Count how many lines of the data below contain the string "good"; the reply should be that number alone.

____ Data listing

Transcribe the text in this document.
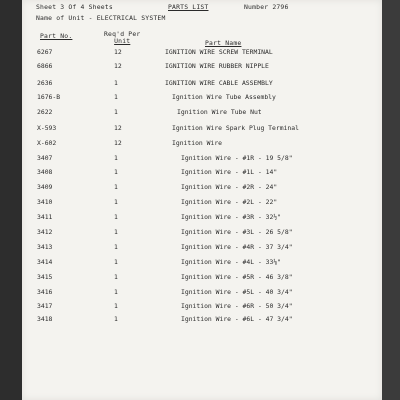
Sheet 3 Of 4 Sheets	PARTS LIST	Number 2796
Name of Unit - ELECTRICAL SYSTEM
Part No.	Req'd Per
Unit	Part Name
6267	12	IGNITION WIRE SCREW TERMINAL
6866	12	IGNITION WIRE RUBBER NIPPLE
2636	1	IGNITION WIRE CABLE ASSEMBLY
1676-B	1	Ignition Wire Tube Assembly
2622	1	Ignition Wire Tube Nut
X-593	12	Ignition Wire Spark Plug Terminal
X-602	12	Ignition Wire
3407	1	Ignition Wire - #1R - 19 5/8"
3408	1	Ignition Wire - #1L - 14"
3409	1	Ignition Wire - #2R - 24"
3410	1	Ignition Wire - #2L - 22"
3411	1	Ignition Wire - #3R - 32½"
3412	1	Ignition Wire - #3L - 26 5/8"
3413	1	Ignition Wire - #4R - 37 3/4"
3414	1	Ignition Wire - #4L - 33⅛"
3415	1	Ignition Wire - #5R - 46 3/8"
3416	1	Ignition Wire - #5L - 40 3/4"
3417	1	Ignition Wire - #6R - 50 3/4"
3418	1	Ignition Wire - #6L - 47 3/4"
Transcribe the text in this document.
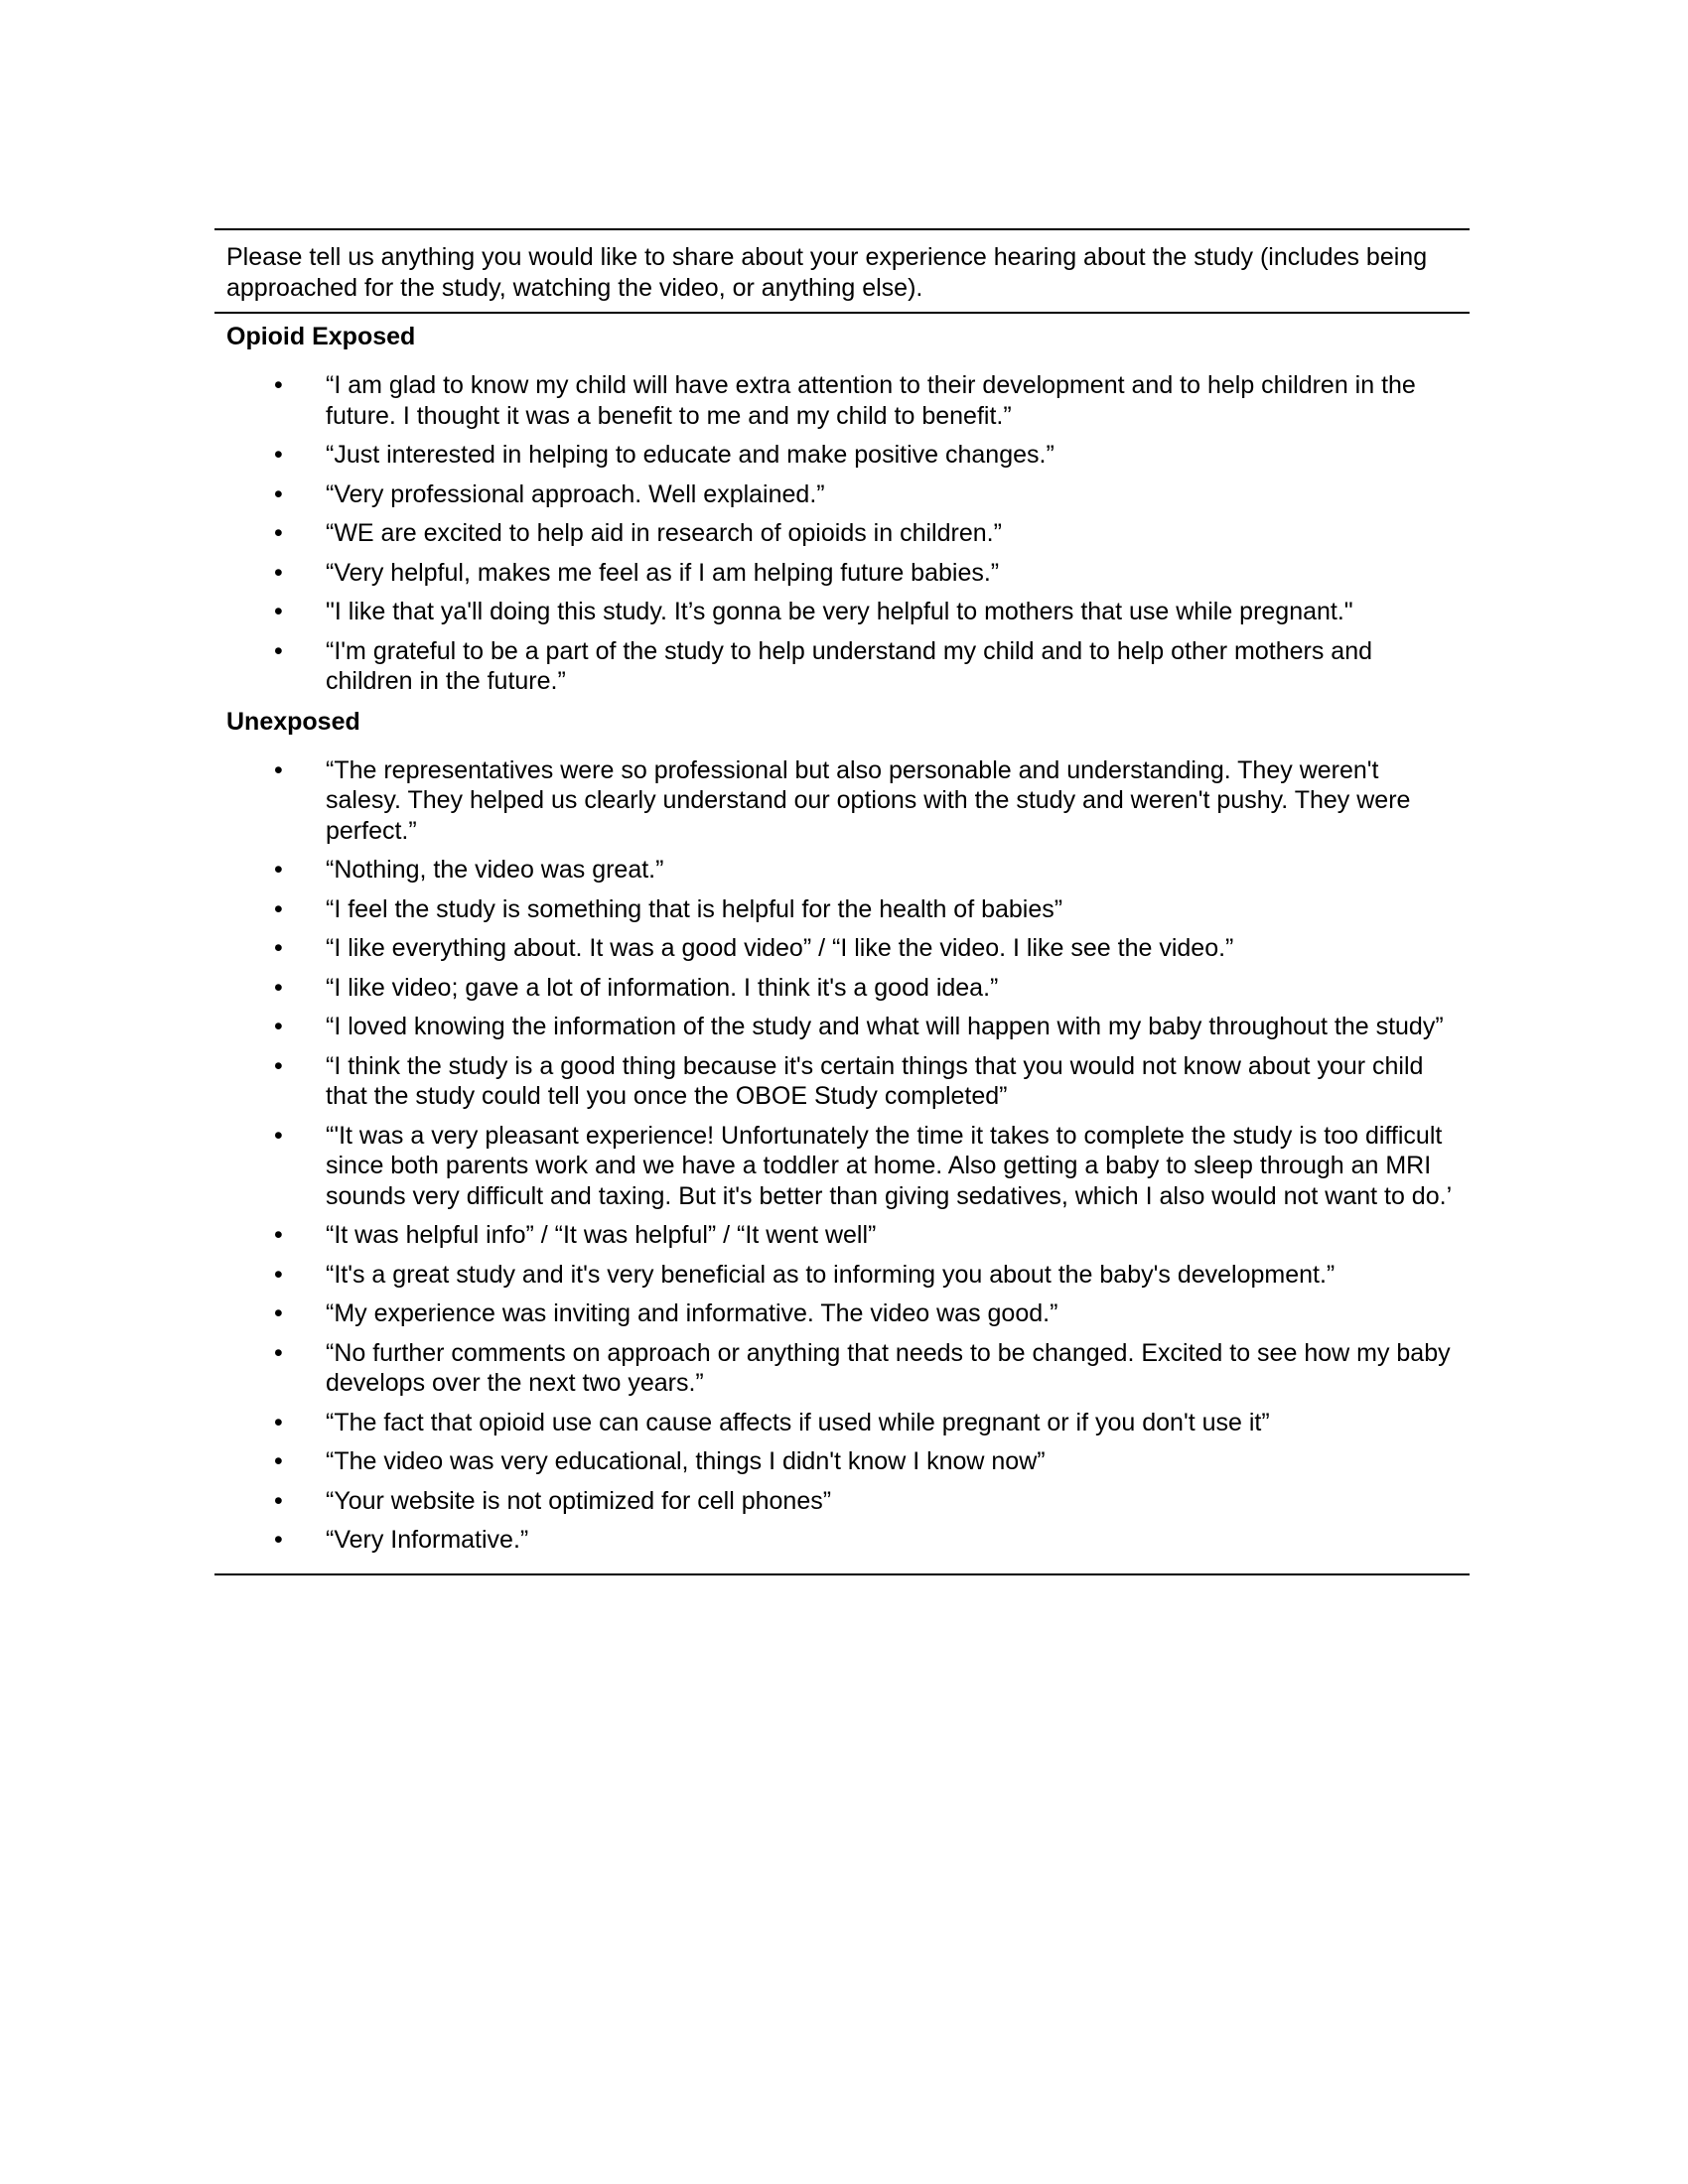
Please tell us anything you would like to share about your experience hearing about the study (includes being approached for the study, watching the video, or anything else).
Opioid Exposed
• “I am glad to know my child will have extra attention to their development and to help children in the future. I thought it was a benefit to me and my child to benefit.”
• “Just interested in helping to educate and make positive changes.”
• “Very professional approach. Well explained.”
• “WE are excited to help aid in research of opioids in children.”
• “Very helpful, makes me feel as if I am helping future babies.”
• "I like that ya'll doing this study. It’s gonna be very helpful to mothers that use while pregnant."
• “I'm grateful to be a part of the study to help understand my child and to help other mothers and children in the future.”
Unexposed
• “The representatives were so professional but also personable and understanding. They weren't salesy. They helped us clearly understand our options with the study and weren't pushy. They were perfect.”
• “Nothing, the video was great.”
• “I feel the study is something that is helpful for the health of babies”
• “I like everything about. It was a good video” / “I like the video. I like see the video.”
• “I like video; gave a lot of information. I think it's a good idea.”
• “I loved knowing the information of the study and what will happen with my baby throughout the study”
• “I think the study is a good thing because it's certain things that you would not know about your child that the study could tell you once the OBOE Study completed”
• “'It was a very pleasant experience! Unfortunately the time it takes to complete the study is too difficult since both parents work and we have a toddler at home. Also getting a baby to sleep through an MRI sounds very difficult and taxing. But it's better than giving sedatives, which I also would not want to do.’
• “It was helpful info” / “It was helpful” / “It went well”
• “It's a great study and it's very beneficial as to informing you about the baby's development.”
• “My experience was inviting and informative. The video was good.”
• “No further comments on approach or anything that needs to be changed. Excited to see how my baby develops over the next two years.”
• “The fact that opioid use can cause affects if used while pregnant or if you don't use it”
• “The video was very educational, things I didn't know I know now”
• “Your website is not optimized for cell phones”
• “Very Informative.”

________

Solution to this task: 4